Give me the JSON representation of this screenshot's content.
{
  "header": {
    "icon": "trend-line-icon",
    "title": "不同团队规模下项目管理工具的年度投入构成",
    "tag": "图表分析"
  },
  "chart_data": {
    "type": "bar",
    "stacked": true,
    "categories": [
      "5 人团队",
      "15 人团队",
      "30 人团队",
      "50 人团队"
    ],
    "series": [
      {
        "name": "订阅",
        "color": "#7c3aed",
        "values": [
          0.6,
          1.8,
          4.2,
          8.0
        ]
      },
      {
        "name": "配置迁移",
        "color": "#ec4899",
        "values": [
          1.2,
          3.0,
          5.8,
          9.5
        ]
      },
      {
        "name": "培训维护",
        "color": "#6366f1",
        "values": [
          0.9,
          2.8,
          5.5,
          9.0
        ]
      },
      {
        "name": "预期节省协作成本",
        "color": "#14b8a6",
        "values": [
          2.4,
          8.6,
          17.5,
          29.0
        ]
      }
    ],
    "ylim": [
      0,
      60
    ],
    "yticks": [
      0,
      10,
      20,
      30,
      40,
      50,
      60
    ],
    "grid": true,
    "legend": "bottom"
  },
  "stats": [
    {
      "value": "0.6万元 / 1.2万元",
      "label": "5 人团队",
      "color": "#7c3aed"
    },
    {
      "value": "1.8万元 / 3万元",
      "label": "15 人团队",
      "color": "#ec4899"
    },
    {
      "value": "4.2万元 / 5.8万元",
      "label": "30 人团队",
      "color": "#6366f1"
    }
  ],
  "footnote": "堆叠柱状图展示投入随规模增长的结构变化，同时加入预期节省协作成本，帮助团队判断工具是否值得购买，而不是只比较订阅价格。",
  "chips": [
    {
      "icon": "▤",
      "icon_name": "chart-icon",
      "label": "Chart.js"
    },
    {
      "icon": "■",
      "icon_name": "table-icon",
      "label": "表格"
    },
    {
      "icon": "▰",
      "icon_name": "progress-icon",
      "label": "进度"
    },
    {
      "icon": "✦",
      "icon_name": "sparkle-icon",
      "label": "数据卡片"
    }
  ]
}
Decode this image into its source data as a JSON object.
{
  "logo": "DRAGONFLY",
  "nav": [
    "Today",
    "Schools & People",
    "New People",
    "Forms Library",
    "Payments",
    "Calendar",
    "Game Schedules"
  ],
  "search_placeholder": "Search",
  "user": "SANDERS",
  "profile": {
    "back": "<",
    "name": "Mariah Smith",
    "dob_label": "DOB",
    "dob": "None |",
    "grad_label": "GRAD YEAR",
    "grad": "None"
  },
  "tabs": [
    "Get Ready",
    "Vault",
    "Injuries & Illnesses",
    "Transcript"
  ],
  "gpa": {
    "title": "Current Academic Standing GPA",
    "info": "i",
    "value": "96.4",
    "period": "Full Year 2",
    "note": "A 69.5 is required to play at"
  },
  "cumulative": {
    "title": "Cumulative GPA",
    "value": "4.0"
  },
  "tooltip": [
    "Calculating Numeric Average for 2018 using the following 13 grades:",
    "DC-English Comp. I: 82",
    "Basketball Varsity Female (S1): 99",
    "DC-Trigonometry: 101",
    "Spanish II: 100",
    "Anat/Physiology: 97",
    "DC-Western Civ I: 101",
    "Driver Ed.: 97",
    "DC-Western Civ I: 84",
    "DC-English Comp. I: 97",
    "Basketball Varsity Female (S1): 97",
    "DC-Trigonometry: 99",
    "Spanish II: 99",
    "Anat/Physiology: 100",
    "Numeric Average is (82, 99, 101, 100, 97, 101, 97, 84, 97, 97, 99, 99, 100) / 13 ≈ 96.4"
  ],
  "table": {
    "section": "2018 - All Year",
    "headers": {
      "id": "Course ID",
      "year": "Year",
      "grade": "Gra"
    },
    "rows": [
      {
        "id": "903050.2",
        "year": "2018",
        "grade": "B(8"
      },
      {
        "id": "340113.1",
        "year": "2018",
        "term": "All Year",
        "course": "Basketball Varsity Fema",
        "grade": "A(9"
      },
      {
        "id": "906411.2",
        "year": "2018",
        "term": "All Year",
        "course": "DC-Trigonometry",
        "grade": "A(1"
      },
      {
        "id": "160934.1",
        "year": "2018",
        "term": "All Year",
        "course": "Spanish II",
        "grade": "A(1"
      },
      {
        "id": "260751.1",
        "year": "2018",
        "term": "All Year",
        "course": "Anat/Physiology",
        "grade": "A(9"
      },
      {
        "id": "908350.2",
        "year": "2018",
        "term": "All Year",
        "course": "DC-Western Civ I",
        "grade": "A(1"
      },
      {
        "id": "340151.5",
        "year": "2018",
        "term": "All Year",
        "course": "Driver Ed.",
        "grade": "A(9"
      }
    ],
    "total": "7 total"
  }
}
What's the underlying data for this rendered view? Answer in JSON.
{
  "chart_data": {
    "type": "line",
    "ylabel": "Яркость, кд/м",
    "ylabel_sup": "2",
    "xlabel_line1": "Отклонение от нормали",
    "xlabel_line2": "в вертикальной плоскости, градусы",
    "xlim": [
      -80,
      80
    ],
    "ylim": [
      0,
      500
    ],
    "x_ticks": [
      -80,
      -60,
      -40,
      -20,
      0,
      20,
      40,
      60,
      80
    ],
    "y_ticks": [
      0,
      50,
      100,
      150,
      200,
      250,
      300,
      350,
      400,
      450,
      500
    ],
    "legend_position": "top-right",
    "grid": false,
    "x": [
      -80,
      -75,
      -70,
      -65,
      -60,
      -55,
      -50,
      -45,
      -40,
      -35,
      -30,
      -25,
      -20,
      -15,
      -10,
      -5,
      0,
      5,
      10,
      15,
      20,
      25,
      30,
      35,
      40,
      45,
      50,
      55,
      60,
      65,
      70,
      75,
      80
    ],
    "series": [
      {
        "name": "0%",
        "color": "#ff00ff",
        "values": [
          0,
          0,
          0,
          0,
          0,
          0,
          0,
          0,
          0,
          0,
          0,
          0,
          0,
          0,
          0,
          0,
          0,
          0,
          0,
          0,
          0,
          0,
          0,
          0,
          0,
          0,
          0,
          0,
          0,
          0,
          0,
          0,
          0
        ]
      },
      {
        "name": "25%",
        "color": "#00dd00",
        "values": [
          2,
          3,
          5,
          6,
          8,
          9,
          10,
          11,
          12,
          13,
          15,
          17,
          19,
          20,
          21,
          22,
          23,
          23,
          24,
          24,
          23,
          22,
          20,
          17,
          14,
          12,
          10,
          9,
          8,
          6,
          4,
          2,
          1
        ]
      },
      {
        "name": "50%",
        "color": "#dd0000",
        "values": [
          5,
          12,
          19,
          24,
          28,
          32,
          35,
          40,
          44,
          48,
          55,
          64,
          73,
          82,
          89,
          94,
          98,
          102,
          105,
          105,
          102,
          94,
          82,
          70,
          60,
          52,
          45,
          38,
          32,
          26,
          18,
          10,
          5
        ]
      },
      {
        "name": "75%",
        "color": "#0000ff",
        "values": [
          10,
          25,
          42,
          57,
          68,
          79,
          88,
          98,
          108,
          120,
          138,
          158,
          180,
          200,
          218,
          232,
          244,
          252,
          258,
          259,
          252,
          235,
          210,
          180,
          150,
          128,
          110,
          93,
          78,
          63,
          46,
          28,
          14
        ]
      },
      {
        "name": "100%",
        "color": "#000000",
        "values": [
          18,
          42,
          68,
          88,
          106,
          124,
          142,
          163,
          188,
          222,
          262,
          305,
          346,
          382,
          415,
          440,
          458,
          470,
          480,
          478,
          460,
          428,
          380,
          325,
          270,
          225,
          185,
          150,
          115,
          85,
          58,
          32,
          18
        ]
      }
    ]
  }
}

================================

Your task — Write out the entire listing exactly.

Answer to the task —
Give me the JSON representation of this screenshot's content.
{
  "header": {
    "icon": "trend-line-icon",
    "title": "不同团队规模下项目管理工具的年度投入构成",
    "tag": "图表分析"
  },
  "chart_data": {
    "type": "bar",
    "stacked": true,
    "categories": [
      "5 人团队",
      "15 人团队",
      "30 人团队",
      "50 人团队"
    ],
    "series": [
      {
        "name": "订阅",
        "color": "#7c3aed",
        "values": [
          0.6,
          1.8,
          4.2,
          8.0
        ]
      },
      {
        "name": "配置迁移",
        "color": "#ec4899",
        "values": [
          1.2,
          3.0,
          5.8,
          9.5
        ]
      },
      {
        "name": "培训维护",
        "color": "#6366f1",
        "values": [
          0.9,
          2.8,
          5.5,
          9.0
        ]
      },
      {
        "name": "预期节省协作成本",
        "color": "#14b8a6",
        "values": [
          2.4,
          8.6,
          17.5,
          29.0
        ]
      }
    ],
    "ylim": [
      0,
      60
    ],
    "yticks": [
      0,
      10,
      20,
      30,
      40,
      50,
      60
    ],
    "grid": true,
    "legend": "bottom"
  },
  "stats": [
    {
      "value": "0.6万元 / 1.2万元",
      "label": "5 人团队",
      "color": "#7c3aed"
    },
    {
      "value": "1.8万元 / 3万元",
      "label": "15 人团队",
      "color": "#ec4899"
    },
    {
      "value": "4.2万元 / 5.8万元",
      "label": "30 人团队",
      "color": "#6366f1"
    }
  ],
  "footnote": "堆叠柱状图展示投入随规模增长的结构变化，同时加入预期节省协作成本，帮助团队判断工具是否值得购买，而不是只比较订阅价格。",
  "chips": [
    {
      "icon": "▤",
      "icon_name": "chart-icon",
      "label": "Chart.js"
    },
    {
      "icon": "■",
      "icon_name": "table-icon",
      "label": "表格"
    },
    {
      "icon": "▰",
      "icon_name": "progress-icon",
      "label": "进度"
    },
    {
      "icon": "✦",
      "icon_name": "sparkle-icon",
      "label": "数据卡片"
    }
  ]
}
Decode this image into its source data as a JSON object.
{
  "logo": "DRAGONFLY",
  "nav": [
    "Today",
    "Schools & People",
    "New People",
    "Forms Library",
    "Payments",
    "Calendar",
    "Game Schedules"
  ],
  "search_placeholder": "Search",
  "user": "SANDERS",
  "profile": {
    "back": "<",
    "name": "Mariah Smith",
    "dob_label": "DOB",
    "dob": "None |",
    "grad_label": "GRAD YEAR",
    "grad": "None"
  },
  "tabs": [
    "Get Ready",
    "Vault",
    "Injuries & Illnesses",
    "Transcript"
  ],
  "gpa": {
    "title": "Current Academic Standing GPA",
    "info": "i",
    "value": "96.4",
    "period": "Full Year 2",
    "note": "A 69.5 is required to play at"
  },
  "cumulative": {
    "title": "Cumulative GPA",
    "value": "4.0"
  },
  "tooltip": [
    "Calculating Numeric Average for 2018 using the following 13 grades:",
    "DC-English Comp. I: 82",
    "Basketball Varsity Female (S1): 99",
    "DC-Trigonometry: 101",
    "Spanish II: 100",
    "Anat/Physiology: 97",
    "DC-Western Civ I: 101",
    "Driver Ed.: 97",
    "DC-Western Civ I: 84",
    "DC-English Comp. I: 97",
    "Basketball Varsity Female (S1): 97",
    "DC-Trigonometry: 99",
    "Spanish II: 99",
    "Anat/Physiology: 100",
    "Numeric Average is (82, 99, 101, 100, 97, 101, 97, 84, 97, 97, 99, 99, 100) / 13 ≈ 96.4"
  ],
  "table": {
    "section": "2018 - All Year",
    "headers": {
      "id": "Course ID",
      "year": "Year",
      "grade": "Gra"
    },
    "rows": [
      {
        "id": "903050.2",
        "year": "2018",
        "grade": "B(8"
      },
      {
        "id": "340113.1",
        "year": "2018",
        "term": "All Year",
        "course": "Basketball Varsity Fema",
        "grade": "A(9"
      },
      {
        "id": "906411.2",
        "year": "2018",
        "term": "All Year",
        "course": "DC-Trigonometry",
        "grade": "A(1"
      },
      {
        "id": "160934.1",
        "year": "2018",
        "term": "All Year",
        "course": "Spanish II",
        "grade": "A(1"
      },
      {
        "id": "260751.1",
        "year": "2018",
        "term": "All Year",
        "course": "Anat/Physiology",
        "grade": "A(9"
      },
      {
        "id": "908350.2",
        "year": "2018",
        "term": "All Year",
        "course": "DC-Western Civ I",
        "grade": "A(1"
      },
      {
        "id": "340151.5",
        "year": "2018",
        "term": "All Year",
        "course": "Driver Ed.",
        "grade": "A(9"
      }
    ],
    "total": "7 total"
  }
}
What's the underlying data for this rendered view? Answer in JSON.
{
  "chart_data": {
    "type": "line",
    "ylabel": "Яркость, кд/м",
    "ylabel_sup": "2",
    "xlabel_line1": "Отклонение от нормали",
    "xlabel_line2": "в вертикальной плоскости, градусы",
    "xlim": [
      -80,
      80
    ],
    "ylim": [
      0,
      500
    ],
    "x_ticks": [
      -80,
      -60,
      -40,
      -20,
      0,
      20,
      40,
      60,
      80
    ],
    "y_ticks": [
      0,
      50,
      100,
      150,
      200,
      250,
      300,
      350,
      400,
      450,
      500
    ],
    "legend_position": "top-right",
    "grid": false,
    "x": [
      -80,
      -75,
      -70,
      -65,
      -60,
      -55,
      -50,
      -45,
      -40,
      -35,
      -30,
      -25,
      -20,
      -15,
      -10,
      -5,
      0,
      5,
      10,
      15,
      20,
      25,
      30,
      35,
      40,
      45,
      50,
      55,
      60,
      65,
      70,
      75,
      80
    ],
    "series": [
      {
        "name": "0%",
        "color": "#ff00ff",
        "values": [
          0,
          0,
          0,
          0,
          0,
          0,
          0,
          0,
          0,
          0,
          0,
          0,
          0,
          0,
          0,
          0,
          0,
          0,
          0,
          0,
          0,
          0,
          0,
          0,
          0,
          0,
          0,
          0,
          0,
          0,
          0,
          0,
          0
        ]
      },
      {
        "name": "25%",
        "color": "#00dd00",
        "values": [
          2,
          3,
          5,
          6,
          8,
          9,
          10,
          11,
          12,
          13,
          15,
          17,
          19,
          20,
          21,
          22,
          23,
          23,
          24,
          24,
          23,
          22,
          20,
          17,
          14,
          12,
          10,
          9,
          8,
          6,
          4,
          2,
          1
        ]
      },
      {
        "name": "50%",
        "color": "#dd0000",
        "values": [
          5,
          12,
          19,
          24,
          28,
          32,
          35,
          40,
          44,
          48,
          55,
          64,
          73,
          82,
          89,
          94,
          98,
          102,
          105,
          105,
          102,
          94,
          82,
          70,
          60,
          52,
          45,
          38,
          32,
          26,
          18,
          10,
          5
        ]
      },
      {
        "name": "75%",
        "color": "#0000ff",
        "values": [
          10,
          25,
          42,
          57,
          68,
          79,
          88,
          98,
          108,
          120,
          138,
          158,
          180,
          200,
          218,
          232,
          244,
          252,
          258,
          259,
          252,
          235,
          210,
          180,
          150,
          128,
          110,
          93,
          78,
          63,
          46,
          28,
          14
        ]
      },
      {
        "name": "100%",
        "color": "#000000",
        "values": [
          18,
          42,
          68,
          88,
          106,
          124,
          142,
          163,
          188,
          222,
          262,
          305,
          346,
          382,
          415,
          440,
          458,
          470,
          480,
          478,
          460,
          428,
          380,
          325,
          270,
          225,
          185,
          150,
          115,
          85,
          58,
          32,
          18
        ]
      }
    ]
  }
}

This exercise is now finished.